====== Supplied data ======

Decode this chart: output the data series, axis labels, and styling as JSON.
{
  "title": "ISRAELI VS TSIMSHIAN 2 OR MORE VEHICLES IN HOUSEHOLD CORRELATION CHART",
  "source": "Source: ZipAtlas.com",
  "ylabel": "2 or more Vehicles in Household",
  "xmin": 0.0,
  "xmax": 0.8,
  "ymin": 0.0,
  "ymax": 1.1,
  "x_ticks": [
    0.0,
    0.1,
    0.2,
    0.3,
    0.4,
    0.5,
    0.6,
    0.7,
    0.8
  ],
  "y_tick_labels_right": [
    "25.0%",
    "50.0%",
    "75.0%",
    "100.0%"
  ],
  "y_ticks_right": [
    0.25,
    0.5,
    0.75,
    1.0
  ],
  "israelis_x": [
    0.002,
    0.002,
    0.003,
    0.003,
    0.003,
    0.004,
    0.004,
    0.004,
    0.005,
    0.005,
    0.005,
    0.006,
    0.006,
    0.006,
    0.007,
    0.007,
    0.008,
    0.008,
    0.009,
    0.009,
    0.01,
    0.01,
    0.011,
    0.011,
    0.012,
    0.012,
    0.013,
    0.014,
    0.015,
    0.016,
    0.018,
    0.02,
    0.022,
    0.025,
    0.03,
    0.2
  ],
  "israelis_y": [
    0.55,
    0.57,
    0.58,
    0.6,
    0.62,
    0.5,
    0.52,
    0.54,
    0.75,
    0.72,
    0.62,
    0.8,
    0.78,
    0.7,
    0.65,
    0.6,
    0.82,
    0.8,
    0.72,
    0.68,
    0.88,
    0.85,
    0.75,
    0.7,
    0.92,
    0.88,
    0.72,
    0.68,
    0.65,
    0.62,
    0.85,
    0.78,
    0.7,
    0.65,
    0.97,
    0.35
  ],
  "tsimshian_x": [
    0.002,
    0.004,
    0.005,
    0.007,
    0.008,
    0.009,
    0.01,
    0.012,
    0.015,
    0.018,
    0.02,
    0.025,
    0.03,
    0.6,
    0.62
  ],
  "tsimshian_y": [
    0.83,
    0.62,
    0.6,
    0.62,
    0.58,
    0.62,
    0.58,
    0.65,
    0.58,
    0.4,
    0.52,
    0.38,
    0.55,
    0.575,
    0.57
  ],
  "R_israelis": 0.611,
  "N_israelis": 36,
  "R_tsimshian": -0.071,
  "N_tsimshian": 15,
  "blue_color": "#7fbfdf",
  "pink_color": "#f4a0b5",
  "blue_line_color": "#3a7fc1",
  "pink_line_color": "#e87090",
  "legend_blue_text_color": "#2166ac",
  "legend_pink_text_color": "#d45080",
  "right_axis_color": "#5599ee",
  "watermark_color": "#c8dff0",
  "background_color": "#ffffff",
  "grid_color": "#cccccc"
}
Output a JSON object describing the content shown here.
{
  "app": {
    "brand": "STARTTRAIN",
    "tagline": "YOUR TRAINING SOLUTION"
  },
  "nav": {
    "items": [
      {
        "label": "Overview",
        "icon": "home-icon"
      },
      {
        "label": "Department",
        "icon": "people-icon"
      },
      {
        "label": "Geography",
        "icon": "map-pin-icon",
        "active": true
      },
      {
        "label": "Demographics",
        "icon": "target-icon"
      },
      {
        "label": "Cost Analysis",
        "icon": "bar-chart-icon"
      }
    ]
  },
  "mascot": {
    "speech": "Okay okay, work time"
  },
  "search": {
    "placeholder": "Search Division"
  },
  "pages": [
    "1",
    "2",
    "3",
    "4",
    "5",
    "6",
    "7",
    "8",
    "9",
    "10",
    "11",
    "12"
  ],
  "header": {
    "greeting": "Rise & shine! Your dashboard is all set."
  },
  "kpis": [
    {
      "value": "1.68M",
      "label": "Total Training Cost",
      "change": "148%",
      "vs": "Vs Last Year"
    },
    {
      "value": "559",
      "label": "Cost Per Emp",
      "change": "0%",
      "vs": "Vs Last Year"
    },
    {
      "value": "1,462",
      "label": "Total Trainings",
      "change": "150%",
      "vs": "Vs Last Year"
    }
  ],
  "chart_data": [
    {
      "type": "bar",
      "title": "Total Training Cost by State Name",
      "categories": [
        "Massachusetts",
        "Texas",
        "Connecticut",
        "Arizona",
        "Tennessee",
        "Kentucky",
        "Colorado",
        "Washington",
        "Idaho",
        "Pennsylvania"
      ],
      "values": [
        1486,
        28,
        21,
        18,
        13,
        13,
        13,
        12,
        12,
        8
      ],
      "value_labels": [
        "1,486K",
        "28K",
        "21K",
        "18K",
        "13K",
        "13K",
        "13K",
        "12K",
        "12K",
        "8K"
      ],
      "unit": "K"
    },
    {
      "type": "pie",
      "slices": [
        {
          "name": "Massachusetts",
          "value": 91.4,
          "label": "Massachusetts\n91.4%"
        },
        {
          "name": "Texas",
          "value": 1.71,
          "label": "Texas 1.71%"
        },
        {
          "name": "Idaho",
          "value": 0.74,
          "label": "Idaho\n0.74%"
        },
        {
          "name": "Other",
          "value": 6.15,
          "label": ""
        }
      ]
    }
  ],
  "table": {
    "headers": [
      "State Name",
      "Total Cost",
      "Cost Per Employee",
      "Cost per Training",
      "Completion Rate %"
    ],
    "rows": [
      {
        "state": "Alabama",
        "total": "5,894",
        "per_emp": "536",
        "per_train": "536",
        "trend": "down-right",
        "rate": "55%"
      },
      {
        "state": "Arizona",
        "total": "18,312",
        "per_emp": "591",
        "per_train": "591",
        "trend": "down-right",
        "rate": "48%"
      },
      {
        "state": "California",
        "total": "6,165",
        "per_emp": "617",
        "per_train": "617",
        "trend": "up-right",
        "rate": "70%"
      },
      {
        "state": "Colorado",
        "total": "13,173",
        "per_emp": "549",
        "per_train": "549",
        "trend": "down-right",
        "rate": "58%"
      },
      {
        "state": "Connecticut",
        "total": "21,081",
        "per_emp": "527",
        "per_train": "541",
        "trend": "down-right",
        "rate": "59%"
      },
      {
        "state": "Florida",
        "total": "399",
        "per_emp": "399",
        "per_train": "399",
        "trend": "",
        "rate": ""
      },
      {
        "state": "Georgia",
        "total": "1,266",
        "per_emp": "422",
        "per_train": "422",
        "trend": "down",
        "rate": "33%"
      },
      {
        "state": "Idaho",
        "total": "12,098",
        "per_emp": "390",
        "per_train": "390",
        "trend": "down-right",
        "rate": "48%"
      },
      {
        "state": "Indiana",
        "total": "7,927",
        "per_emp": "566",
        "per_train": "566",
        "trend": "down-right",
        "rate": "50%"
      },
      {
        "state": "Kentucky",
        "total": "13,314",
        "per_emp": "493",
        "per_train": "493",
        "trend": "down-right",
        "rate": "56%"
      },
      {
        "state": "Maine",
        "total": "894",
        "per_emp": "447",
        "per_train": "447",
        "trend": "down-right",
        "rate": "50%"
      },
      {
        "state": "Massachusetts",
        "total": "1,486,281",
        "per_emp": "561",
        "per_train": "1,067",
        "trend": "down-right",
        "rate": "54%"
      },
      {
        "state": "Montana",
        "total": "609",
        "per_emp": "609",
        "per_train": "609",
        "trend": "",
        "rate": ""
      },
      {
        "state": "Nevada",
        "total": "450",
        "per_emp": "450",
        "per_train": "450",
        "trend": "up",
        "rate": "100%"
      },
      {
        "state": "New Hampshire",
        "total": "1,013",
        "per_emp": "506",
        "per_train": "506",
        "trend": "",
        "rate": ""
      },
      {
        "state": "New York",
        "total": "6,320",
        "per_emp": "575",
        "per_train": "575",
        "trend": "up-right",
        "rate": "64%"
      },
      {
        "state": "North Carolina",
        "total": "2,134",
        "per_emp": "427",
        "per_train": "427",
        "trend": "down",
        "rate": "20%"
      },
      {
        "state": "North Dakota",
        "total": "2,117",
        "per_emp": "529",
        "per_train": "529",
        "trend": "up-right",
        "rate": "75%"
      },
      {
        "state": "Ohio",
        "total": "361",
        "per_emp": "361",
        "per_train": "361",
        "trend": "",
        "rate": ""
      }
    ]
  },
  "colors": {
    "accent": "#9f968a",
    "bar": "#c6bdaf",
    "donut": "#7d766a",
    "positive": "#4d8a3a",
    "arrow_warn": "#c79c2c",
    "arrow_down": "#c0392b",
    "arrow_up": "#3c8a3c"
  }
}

======

- [What you will do] The string "title" may appear in lines of the listing above; tally those lines and give the number only.

- [Reply] 2